### WHAT IS BEING ASKED
Reproduce the listing word for word. Skip any image.

### DATA ENTRIES
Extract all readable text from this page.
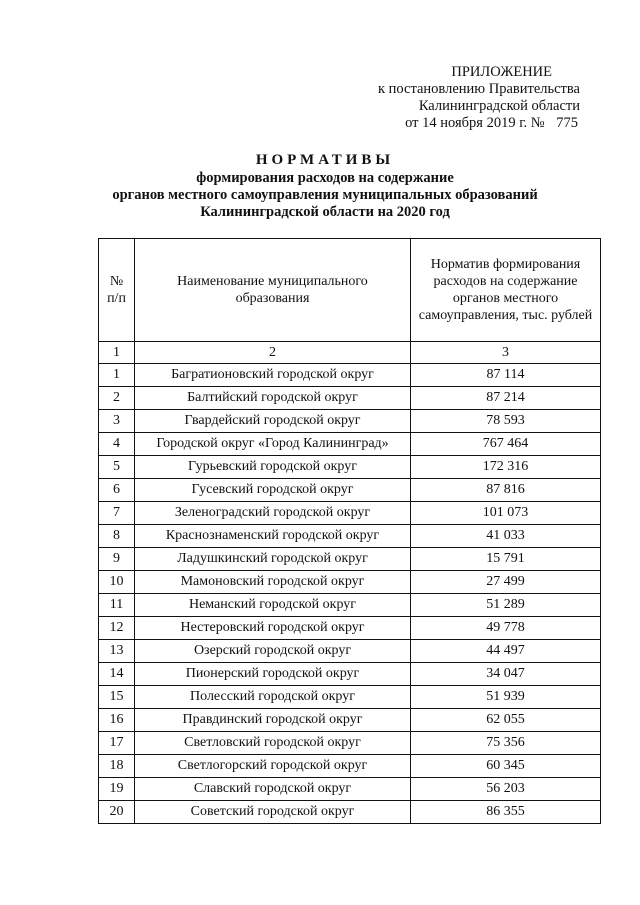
ПРИЛОЖЕНИЕ
к постановлению Правительства
Калининградской области
от 14 ноября 2019 г. № 775
НОРМАТИВЫ
формирования расходов на содержание
органов местного самоуправления муниципальных образований
Калининградской области на 2020 год
№ п/п	Наименование муниципального образования	Норматив формирования расходов на содержание органов местного самоуправления, тыс. рублей
1	2	3
1	Багратионовский городской округ	87 114
2	Балтийский городской округ	87 214
3	Гвардейский городской округ	78 593
4	Городской округ «Город Калининград»	767 464
5	Гурьевский городской округ	172 316
6	Гусевский городской округ	87 816
7	Зеленоградский городской округ	101 073
8	Краснознаменский городской округ	41 033
9	Ладушкинский городской округ	15 791
10	Мамоновский городской округ	27 499
11	Неманский городской округ	51 289
12	Нестеровский городской округ	49 778
13	Озерский городской округ	44 497
14	Пионерский городской округ	34 047
15	Полесский городской округ	51 939
16	Правдинский городской округ	62 055
17	Светловский городской округ	75 356
18	Светлогорский городской округ	60 345
19	Славский городской округ	56 203
20	Советский городской округ	86 355
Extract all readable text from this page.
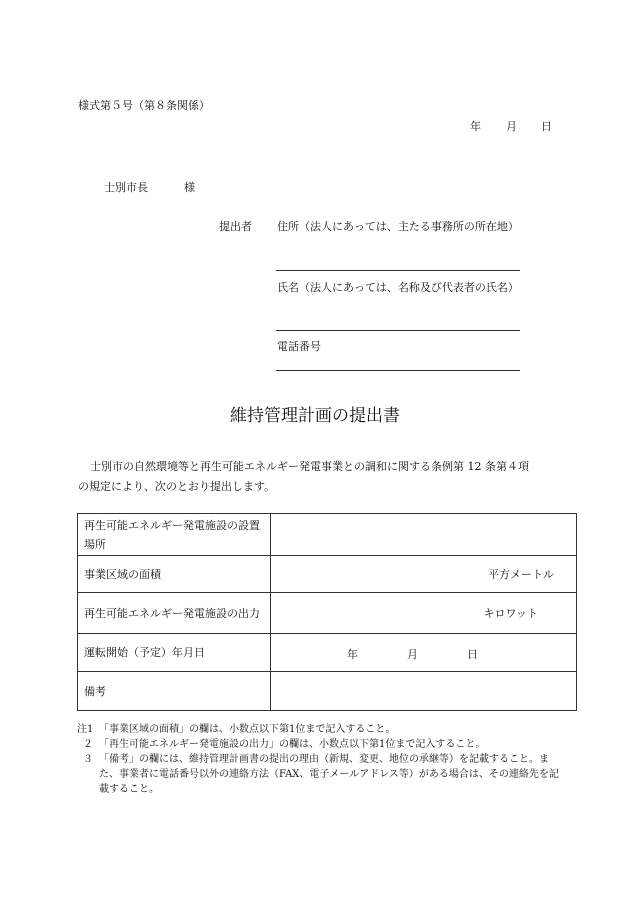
様式第５号（第８条関係）
年 月 日
士別市長	様
提出者 住所（法人にあっては、主たる事務所の所在地）
氏名（法人にあっては、名称及び代表者の氏名）
電話番号
維持管理計画の提出書
士別市の自然環境等と再生可能エネルギー発電事業との調和に関する条例第 12 条第４項
の規定により、次のとおり提出します。
再生可能エネルギー発電施設の設置場所	
事業区域の面積	平方メートル
再生可能エネルギー発電施設の出力	キロワット
運転開始（予定）年月日	年 月 日

備考	
注1 「事業区域の面積」の欄は、小数点以下第1位まで記入すること。
２ 「再生可能エネルギー発電施設の出力」の欄は、小数点以下第1位まで記入すること。
３ 「備考」の欄には、維持管理計画書の提出の理由（新規、変更、地位の承継等）を記載すること。また、事業者に電話番号以外の連絡方法（FAX、電子メールアドレス等）がある場合は、その連絡先を記載すること。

### SOLUTION TO THIS EXERCISE
Extract all readable text from this page.
ПРИЛОЖЕНИЕ
к постановлению Правительства
Калининградской области
от 14 ноября 2019 г. № 775
НОРМАТИВЫ
формирования расходов на содержание
органов местного самоуправления муниципальных образований
Калининградской области на 2020 год
№ п/п	Наименование муниципального образования	Норматив формирования расходов на содержание органов местного самоуправления, тыс. рублей
1	2	3
1	Багратионовский городской округ	87 114
2	Балтийский городской округ	87 214
3	Гвардейский городской округ	78 593
4	Городской округ «Город Калининград»	767 464
5	Гурьевский городской округ	172 316
6	Гусевский городской округ	87 816
7	Зеленоградский городской округ	101 073
8	Краснознаменский городской округ	41 033
9	Ладушкинский городской округ	15 791
10	Мамоновский городской округ	27 499
11	Неманский городской округ	51 289
12	Нестеровский городской округ	49 778
13	Озерский городской округ	44 497
14	Пионерский городской округ	34 047
15	Полесский городской округ	51 939
16	Правдинский городской округ	62 055
17	Светловский городской округ	75 356
18	Светлогорский городской округ	60 345
19	Славский городской округ	56 203
20	Советский городской округ	86 355
Extract all readable text from this page.
様式第５号（第８条関係）
年 月 日
士別市長	様
提出者 住所（法人にあっては、主たる事務所の所在地）
氏名（法人にあっては、名称及び代表者の氏名）
電話番号
維持管理計画の提出書
士別市の自然環境等と再生可能エネルギー発電事業との調和に関する条例第 12 条第４項
の規定により、次のとおり提出します。
再生可能エネルギー発電施設の設置場所	
事業区域の面積	平方メートル
再生可能エネルギー発電施設の出力	キロワット
運転開始（予定）年月日	年 月 日

備考	
注1 「事業区域の面積」の欄は、小数点以下第1位まで記入すること。
２ 「再生可能エネルギー発電施設の出力」の欄は、小数点以下第1位まで記入すること。
３ 「備考」の欄には、維持管理計画書の提出の理由（新規、変更、地位の承継等）を記載すること。また、事業者に電話番号以外の連絡方法（FAX、電子メールアドレス等）がある場合は、その連絡先を記載すること。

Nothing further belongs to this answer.